*RECORDS FOR THIS EXERCISE*.

+-------+

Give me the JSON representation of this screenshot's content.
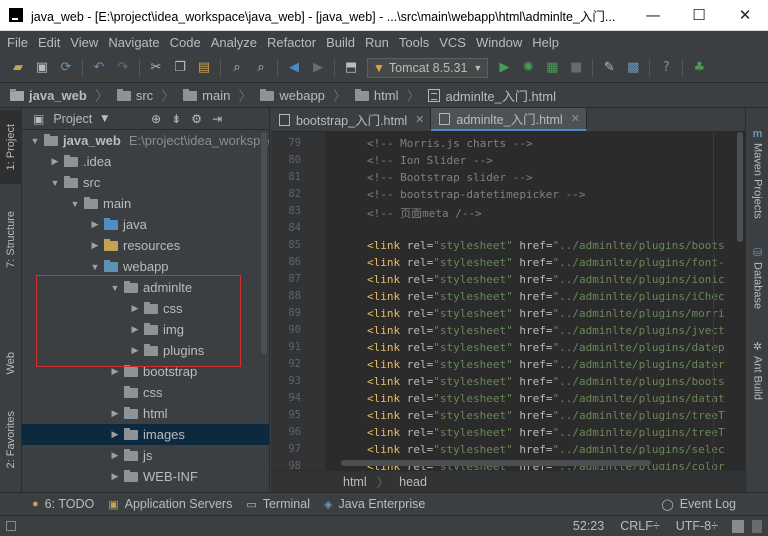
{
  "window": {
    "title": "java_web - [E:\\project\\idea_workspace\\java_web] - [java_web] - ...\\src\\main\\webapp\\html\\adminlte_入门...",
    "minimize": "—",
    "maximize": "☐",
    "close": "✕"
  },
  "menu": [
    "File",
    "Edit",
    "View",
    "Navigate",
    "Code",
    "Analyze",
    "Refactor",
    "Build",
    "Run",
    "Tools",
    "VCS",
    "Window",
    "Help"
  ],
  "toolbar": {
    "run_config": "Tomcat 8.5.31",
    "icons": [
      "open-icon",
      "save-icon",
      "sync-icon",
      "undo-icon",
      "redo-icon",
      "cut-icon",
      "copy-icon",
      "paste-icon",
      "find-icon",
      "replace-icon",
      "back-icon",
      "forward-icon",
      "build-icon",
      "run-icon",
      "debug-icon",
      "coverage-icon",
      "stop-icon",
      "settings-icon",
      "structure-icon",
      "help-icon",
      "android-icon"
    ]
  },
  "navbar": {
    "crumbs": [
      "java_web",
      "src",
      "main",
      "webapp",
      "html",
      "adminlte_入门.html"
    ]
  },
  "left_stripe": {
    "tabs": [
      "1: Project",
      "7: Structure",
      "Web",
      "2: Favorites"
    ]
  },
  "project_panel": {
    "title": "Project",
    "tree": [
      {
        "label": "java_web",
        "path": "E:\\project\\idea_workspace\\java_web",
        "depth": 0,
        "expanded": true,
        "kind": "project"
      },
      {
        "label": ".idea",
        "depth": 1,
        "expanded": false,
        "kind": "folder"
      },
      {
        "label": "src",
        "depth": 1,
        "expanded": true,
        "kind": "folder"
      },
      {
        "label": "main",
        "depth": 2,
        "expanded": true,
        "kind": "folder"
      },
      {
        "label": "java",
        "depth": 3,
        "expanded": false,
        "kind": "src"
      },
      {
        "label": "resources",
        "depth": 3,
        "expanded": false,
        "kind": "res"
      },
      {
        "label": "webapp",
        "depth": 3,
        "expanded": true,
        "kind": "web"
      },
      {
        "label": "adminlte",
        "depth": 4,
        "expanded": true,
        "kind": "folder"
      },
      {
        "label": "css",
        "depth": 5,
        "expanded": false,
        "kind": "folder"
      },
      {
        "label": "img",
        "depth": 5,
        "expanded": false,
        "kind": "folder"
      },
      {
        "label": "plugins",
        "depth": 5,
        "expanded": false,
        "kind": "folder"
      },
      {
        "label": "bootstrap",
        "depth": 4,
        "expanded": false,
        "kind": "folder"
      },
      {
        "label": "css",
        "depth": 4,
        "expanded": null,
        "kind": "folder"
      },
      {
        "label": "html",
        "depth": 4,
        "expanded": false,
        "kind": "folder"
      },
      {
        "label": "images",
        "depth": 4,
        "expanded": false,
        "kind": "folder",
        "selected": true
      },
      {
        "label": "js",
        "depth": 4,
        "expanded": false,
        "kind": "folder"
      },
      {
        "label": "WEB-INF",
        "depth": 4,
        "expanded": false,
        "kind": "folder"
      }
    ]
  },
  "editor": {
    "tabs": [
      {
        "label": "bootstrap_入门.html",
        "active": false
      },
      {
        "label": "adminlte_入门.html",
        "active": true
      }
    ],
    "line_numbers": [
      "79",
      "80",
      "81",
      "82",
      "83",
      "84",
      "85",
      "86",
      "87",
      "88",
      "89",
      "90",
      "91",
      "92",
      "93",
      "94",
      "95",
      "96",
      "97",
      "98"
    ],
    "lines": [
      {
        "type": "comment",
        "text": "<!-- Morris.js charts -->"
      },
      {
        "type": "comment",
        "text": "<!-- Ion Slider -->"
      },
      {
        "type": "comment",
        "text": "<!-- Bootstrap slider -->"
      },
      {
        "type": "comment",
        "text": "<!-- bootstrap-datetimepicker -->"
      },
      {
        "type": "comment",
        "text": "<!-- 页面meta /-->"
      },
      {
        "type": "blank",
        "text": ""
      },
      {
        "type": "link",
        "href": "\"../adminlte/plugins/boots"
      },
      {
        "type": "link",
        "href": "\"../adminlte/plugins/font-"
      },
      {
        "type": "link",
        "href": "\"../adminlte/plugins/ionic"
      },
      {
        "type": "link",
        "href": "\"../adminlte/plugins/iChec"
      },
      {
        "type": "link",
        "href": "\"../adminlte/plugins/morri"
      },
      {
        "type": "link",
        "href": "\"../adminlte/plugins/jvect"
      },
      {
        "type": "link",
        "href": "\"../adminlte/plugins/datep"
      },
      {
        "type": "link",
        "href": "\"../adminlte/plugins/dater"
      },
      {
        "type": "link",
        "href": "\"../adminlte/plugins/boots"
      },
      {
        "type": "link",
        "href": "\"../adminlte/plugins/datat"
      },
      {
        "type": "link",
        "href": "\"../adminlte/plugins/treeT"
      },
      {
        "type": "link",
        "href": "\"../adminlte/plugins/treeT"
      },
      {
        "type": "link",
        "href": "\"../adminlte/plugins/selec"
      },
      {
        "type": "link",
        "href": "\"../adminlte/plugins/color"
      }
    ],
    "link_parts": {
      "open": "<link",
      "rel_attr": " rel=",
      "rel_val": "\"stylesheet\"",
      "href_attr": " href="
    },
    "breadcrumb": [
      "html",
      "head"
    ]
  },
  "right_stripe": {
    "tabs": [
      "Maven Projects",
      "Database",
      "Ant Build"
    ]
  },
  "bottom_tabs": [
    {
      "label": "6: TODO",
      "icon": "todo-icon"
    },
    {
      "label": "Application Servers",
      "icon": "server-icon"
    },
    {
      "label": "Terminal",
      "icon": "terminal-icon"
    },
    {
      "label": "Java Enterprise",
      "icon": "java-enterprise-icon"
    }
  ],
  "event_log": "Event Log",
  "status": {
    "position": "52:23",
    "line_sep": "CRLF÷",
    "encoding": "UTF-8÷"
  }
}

+-------+

*SET PROBLEM*. Extract every line of the data exactly; pictures stay out.

*SOLUTION TO THE PROBLEM*.
Give me the JSON representation of this screenshot's content.
{
  "window": {
    "title": "java_web - [E:\\project\\idea_workspace\\java_web] - [java_web] - ...\\src\\main\\webapp\\html\\adminlte_入门...",
    "minimize": "—",
    "maximize": "☐",
    "close": "✕"
  },
  "menu": [
    "File",
    "Edit",
    "View",
    "Navigate",
    "Code",
    "Analyze",
    "Refactor",
    "Build",
    "Run",
    "Tools",
    "VCS",
    "Window",
    "Help"
  ],
  "toolbar": {
    "run_config": "Tomcat 8.5.31",
    "icons": [
      "open-icon",
      "save-icon",
      "sync-icon",
      "undo-icon",
      "redo-icon",
      "cut-icon",
      "copy-icon",
      "paste-icon",
      "find-icon",
      "replace-icon",
      "back-icon",
      "forward-icon",
      "build-icon",
      "run-icon",
      "debug-icon",
      "coverage-icon",
      "stop-icon",
      "settings-icon",
      "structure-icon",
      "help-icon",
      "android-icon"
    ]
  },
  "navbar": {
    "crumbs": [
      "java_web",
      "src",
      "main",
      "webapp",
      "html",
      "adminlte_入门.html"
    ]
  },
  "left_stripe": {
    "tabs": [
      "1: Project",
      "7: Structure",
      "Web",
      "2: Favorites"
    ]
  },
  "project_panel": {
    "title": "Project",
    "tree": [
      {
        "label": "java_web",
        "path": "E:\\project\\idea_workspace\\java_web",
        "depth": 0,
        "expanded": true,
        "kind": "project"
      },
      {
        "label": ".idea",
        "depth": 1,
        "expanded": false,
        "kind": "folder"
      },
      {
        "label": "src",
        "depth": 1,
        "expanded": true,
        "kind": "folder"
      },
      {
        "label": "main",
        "depth": 2,
        "expanded": true,
        "kind": "folder"
      },
      {
        "label": "java",
        "depth": 3,
        "expanded": false,
        "kind": "src"
      },
      {
        "label": "resources",
        "depth": 3,
        "expanded": false,
        "kind": "res"
      },
      {
        "label": "webapp",
        "depth": 3,
        "expanded": true,
        "kind": "web"
      },
      {
        "label": "adminlte",
        "depth": 4,
        "expanded": true,
        "kind": "folder"
      },
      {
        "label": "css",
        "depth": 5,
        "expanded": false,
        "kind": "folder"
      },
      {
        "label": "img",
        "depth": 5,
        "expanded": false,
        "kind": "folder"
      },
      {
        "label": "plugins",
        "depth": 5,
        "expanded": false,
        "kind": "folder"
      },
      {
        "label": "bootstrap",
        "depth": 4,
        "expanded": false,
        "kind": "folder"
      },
      {
        "label": "css",
        "depth": 4,
        "expanded": null,
        "kind": "folder"
      },
      {
        "label": "html",
        "depth": 4,
        "expanded": false,
        "kind": "folder"
      },
      {
        "label": "images",
        "depth": 4,
        "expanded": false,
        "kind": "folder",
        "selected": true
      },
      {
        "label": "js",
        "depth": 4,
        "expanded": false,
        "kind": "folder"
      },
      {
        "label": "WEB-INF",
        "depth": 4,
        "expanded": false,
        "kind": "folder"
      }
    ]
  },
  "editor": {
    "tabs": [
      {
        "label": "bootstrap_入门.html",
        "active": false
      },
      {
        "label": "adminlte_入门.html",
        "active": true
      }
    ],
    "line_numbers": [
      "79",
      "80",
      "81",
      "82",
      "83",
      "84",
      "85",
      "86",
      "87",
      "88",
      "89",
      "90",
      "91",
      "92",
      "93",
      "94",
      "95",
      "96",
      "97",
      "98"
    ],
    "lines": [
      {
        "type": "comment",
        "text": "<!-- Morris.js charts -->"
      },
      {
        "type": "comment",
        "text": "<!-- Ion Slider -->"
      },
      {
        "type": "comment",
        "text": "<!-- Bootstrap slider -->"
      },
      {
        "type": "comment",
        "text": "<!-- bootstrap-datetimepicker -->"
      },
      {
        "type": "comment",
        "text": "<!-- 页面meta /-->"
      },
      {
        "type": "blank",
        "text": ""
      },
      {
        "type": "link",
        "href": "\"../adminlte/plugins/boots"
      },
      {
        "type": "link",
        "href": "\"../adminlte/plugins/font-"
      },
      {
        "type": "link",
        "href": "\"../adminlte/plugins/ionic"
      },
      {
        "type": "link",
        "href": "\"../adminlte/plugins/iChec"
      },
      {
        "type": "link",
        "href": "\"../adminlte/plugins/morri"
      },
      {
        "type": "link",
        "href": "\"../adminlte/plugins/jvect"
      },
      {
        "type": "link",
        "href": "\"../adminlte/plugins/datep"
      },
      {
        "type": "link",
        "href": "\"../adminlte/plugins/dater"
      },
      {
        "type": "link",
        "href": "\"../adminlte/plugins/boots"
      },
      {
        "type": "link",
        "href": "\"../adminlte/plugins/datat"
      },
      {
        "type": "link",
        "href": "\"../adminlte/plugins/treeT"
      },
      {
        "type": "link",
        "href": "\"../adminlte/plugins/treeT"
      },
      {
        "type": "link",
        "href": "\"../adminlte/plugins/selec"
      },
      {
        "type": "link",
        "href": "\"../adminlte/plugins/color"
      }
    ],
    "link_parts": {
      "open": "<link",
      "rel_attr": " rel=",
      "rel_val": "\"stylesheet\"",
      "href_attr": " href="
    },
    "breadcrumb": [
      "html",
      "head"
    ]
  },
  "right_stripe": {
    "tabs": [
      "Maven Projects",
      "Database",
      "Ant Build"
    ]
  },
  "bottom_tabs": [
    {
      "label": "6: TODO",
      "icon": "todo-icon"
    },
    {
      "label": "Application Servers",
      "icon": "server-icon"
    },
    {
      "label": "Terminal",
      "icon": "terminal-icon"
    },
    {
      "label": "Java Enterprise",
      "icon": "java-enterprise-icon"
    }
  ],
  "event_log": "Event Log",
  "status": {
    "position": "52:23",
    "line_sep": "CRLF÷",
    "encoding": "UTF-8÷"
  }
}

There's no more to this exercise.